--- begin EXERCISE MATERIALS ---
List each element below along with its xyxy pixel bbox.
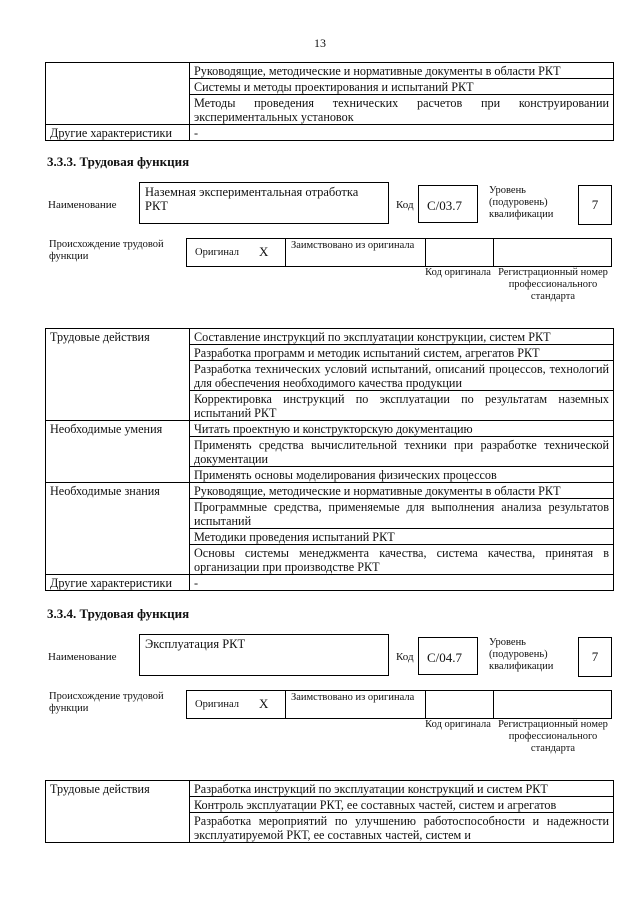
borrowed-label: Заимствовано из оригинала [291, 240, 415, 251]
func1-name-value: Наземная экспериментальная отработка РКТ [139, 182, 389, 224]
row-label: Другие характеристики [46, 125, 190, 141]
row-label: Необходимые умения [46, 421, 190, 483]
row-text: Читать проектную и конструкторскую документацию [190, 421, 614, 437]
func1-level-label: Уровень (подуровень) квалификации [489, 185, 554, 220]
table-row [46, 125, 614, 141]
row-text: Корректировка инструкций по эксплуатации по результатам наземных испытаний РКТ [190, 391, 614, 421]
original-label: Оригинал [195, 247, 239, 258]
func1-code-label: Код [396, 199, 414, 211]
table-row [46, 483, 614, 499]
original-mark: X [259, 244, 269, 259]
row-label [46, 63, 190, 125]
table-row [46, 781, 614, 797]
row-text: Применять средства вычислительной техники при разработке технической документации [190, 437, 614, 467]
func1-level-value: 7 [578, 185, 612, 225]
borrowed-label: Заимствовано из оригинала [291, 692, 415, 703]
table-row [46, 575, 614, 591]
row-text: Системы и методы проектирования и испытаний РКТ [190, 79, 614, 95]
row-text: Руководящие, методические и нормативные документы в области РКТ [190, 483, 614, 499]
page-number: 13 [314, 36, 326, 50]
row-text: Применять основы моделирования физических процессов [190, 467, 614, 483]
func1-code-value: C/03.7 [418, 185, 478, 223]
table-row [46, 63, 614, 79]
row-text: Руководящие, методические и нормативные документы в области РКТ [190, 63, 614, 79]
row-text: Методы проведения технических расчетов при конструировании экспериментальных установок [190, 95, 614, 125]
row-label: Трудовые действия [46, 329, 190, 421]
row-text: Контроль эксплуатации РКТ, ее составных частей, систем и агрегатов [190, 797, 614, 813]
func1-reg-label: Регистрационный номер профессионального стандарта [498, 267, 608, 302]
func1-origin-box [186, 238, 612, 267]
row-text: - [190, 125, 614, 141]
func2-level-value: 7 [578, 637, 612, 677]
func1-heading: 3.3.3. Трудовая функция [47, 154, 190, 169]
func2-heading: 3.3.4. Трудовая функция [47, 606, 190, 621]
row-label: Трудовые действия [46, 781, 190, 843]
func1-code-orig-label: Код оригинала [425, 267, 491, 278]
original-mark: X [259, 696, 269, 711]
row-label: Необходимые знания [46, 483, 190, 575]
func2-reg-label: Регистрационный номер профессионального стандарта [498, 719, 608, 754]
func1-name-label: Наименование [48, 199, 117, 211]
func2-code-orig-label: Код оригинала [425, 719, 491, 730]
row-label: Другие характеристики [46, 575, 190, 591]
func2-code-value: C/04.7 [418, 637, 478, 675]
func2-level-label: Уровень (подуровень) квалификации [489, 637, 554, 672]
func1-origin-label: Происхождение трудовой функции [49, 239, 164, 262]
table-row [46, 421, 614, 437]
row-text: Разработка инструкций по эксплуатации конструкций и систем РКТ [190, 781, 614, 797]
row-text: Разработка программ и методик испытаний систем, агрегатов РКТ [190, 345, 614, 361]
row-text: - [190, 575, 614, 591]
func2-origin-label: Происхождение трудовой функции [49, 691, 164, 714]
top-knowledge-table [45, 62, 614, 141]
func2-name-label: Наименование [48, 651, 117, 663]
func2-table [45, 780, 614, 843]
row-text: Разработка мероприятий по улучшению работоспособности и надежности эксплуатируемой РКТ, ее составных частей, систем и [190, 813, 614, 843]
row-text: Разработка технических условий испытаний, описаний процессов, технологий для обеспечения необходимого качества продукции [190, 361, 614, 391]
func1-table [45, 328, 614, 591]
func2-origin-box [186, 690, 612, 719]
func2-name-value: Эксплуатация РКТ [139, 634, 389, 676]
table-row [46, 329, 614, 345]
original-label: Оригинал [195, 699, 239, 710]
row-text: Основы системы менеджмента качества, система качества, принятая в организации при производстве РКТ [190, 545, 614, 575]
row-text: Методики проведения испытаний РКТ [190, 529, 614, 545]
row-text: Составление инструкций по эксплуатации конструкции, систем РКТ [190, 329, 614, 345]
func2-code-label: Код [396, 651, 414, 663]
row-text: Программные средства, применяемые для выполнения анализа результатов испытаний [190, 499, 614, 529]
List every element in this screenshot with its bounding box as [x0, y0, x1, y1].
--- end EXERCISE MATERIALS ---
Copy the records above word for word, omitting the pictures.

§ EXPECTED ANSWER:
List each element below along with its xyxy pixel bbox.
borrowed-label: Заимствовано из оригинала [291, 240, 415, 251]
func1-name-value: Наземная экспериментальная отработка РКТ [139, 182, 389, 224]
row-label: Другие характеристики [46, 125, 190, 141]
row-label: Необходимые умения [46, 421, 190, 483]
row-text: Читать проектную и конструкторскую документацию [190, 421, 614, 437]
func1-level-label: Уровень (подуровень) квалификации [489, 185, 554, 220]
table-row [46, 125, 614, 141]
row-text: Корректировка инструкций по эксплуатации по результатам наземных испытаний РКТ [190, 391, 614, 421]
original-label: Оригинал [195, 247, 239, 258]
func1-code-label: Код [396, 199, 414, 211]
table-row [46, 483, 614, 499]
original-mark: X [259, 244, 269, 259]
row-label [46, 63, 190, 125]
table-row [46, 781, 614, 797]
row-text: Применять средства вычислительной техники при разработке технической документации [190, 437, 614, 467]
func1-level-value: 7 [578, 185, 612, 225]
borrowed-label: Заимствовано из оригинала [291, 692, 415, 703]
table-row [46, 575, 614, 591]
row-text: Системы и методы проектирования и испытаний РКТ [190, 79, 614, 95]
row-text: Руководящие, методические и нормативные документы в области РКТ [190, 483, 614, 499]
page-number: 13 [314, 36, 326, 50]
row-text: Применять основы моделирования физических процессов [190, 467, 614, 483]
func1-code-value: C/03.7 [418, 185, 478, 223]
table-row [46, 63, 614, 79]
row-text: Руководящие, методические и нормативные документы в области РКТ [190, 63, 614, 79]
row-text: Методы проведения технических расчетов при конструировании экспериментальных установок [190, 95, 614, 125]
row-label: Трудовые действия [46, 329, 190, 421]
row-text: Контроль эксплуатации РКТ, ее составных частей, систем и агрегатов [190, 797, 614, 813]
func1-reg-label: Регистрационный номер профессионального стандарта [498, 267, 608, 302]
func1-origin-box [186, 238, 612, 267]
row-text: - [190, 125, 614, 141]
func2-level-value: 7 [578, 637, 612, 677]
func1-heading: 3.3.3. Трудовая функция [47, 154, 190, 169]
func2-heading: 3.3.4. Трудовая функция [47, 606, 190, 621]
row-label: Трудовые действия [46, 781, 190, 843]
func1-code-orig-label: Код оригинала [425, 267, 491, 278]
original-mark: X [259, 696, 269, 711]
row-label: Необходимые знания [46, 483, 190, 575]
func2-reg-label: Регистрационный номер профессионального стандарта [498, 719, 608, 754]
func1-name-label: Наименование [48, 199, 117, 211]
func2-code-orig-label: Код оригинала [425, 719, 491, 730]
row-label: Другие характеристики [46, 575, 190, 591]
func2-code-value: C/04.7 [418, 637, 478, 675]
func2-level-label: Уровень (подуровень) квалификации [489, 637, 554, 672]
func1-origin-label: Происхождение трудовой функции [49, 239, 164, 262]
table-row [46, 421, 614, 437]
row-text: Разработка инструкций по эксплуатации конструкций и систем РКТ [190, 781, 614, 797]
row-text: Разработка программ и методик испытаний систем, агрегатов РКТ [190, 345, 614, 361]
row-text: - [190, 575, 614, 591]
func2-origin-label: Происхождение трудовой функции [49, 691, 164, 714]
top-knowledge-table [45, 62, 614, 141]
func2-name-label: Наименование [48, 651, 117, 663]
func2-table [45, 780, 614, 843]
row-text: Разработка мероприятий по улучшению работоспособности и надежности эксплуатируемой РКТ, ее составных частей, систем и [190, 813, 614, 843]
row-text: Разработка технических условий испытаний, описаний процессов, технологий для обеспечения необходимого качества продукции [190, 361, 614, 391]
func1-table [45, 328, 614, 591]
func2-origin-box [186, 690, 612, 719]
func2-name-value: Эксплуатация РКТ [139, 634, 389, 676]
table-row [46, 329, 614, 345]
original-label: Оригинал [195, 699, 239, 710]
row-text: Основы системы менеджмента качества, система качества, принятая в организации при производстве РКТ [190, 545, 614, 575]
row-text: Методики проведения испытаний РКТ [190, 529, 614, 545]
row-text: Составление инструкций по эксплуатации конструкции, систем РКТ [190, 329, 614, 345]
func2-code-label: Код [396, 651, 414, 663]
row-text: Программные средства, применяемые для выполнения анализа результатов испытаний [190, 499, 614, 529]
List every element in this screenshot with its bounding box as [x0, y0, x1, y1].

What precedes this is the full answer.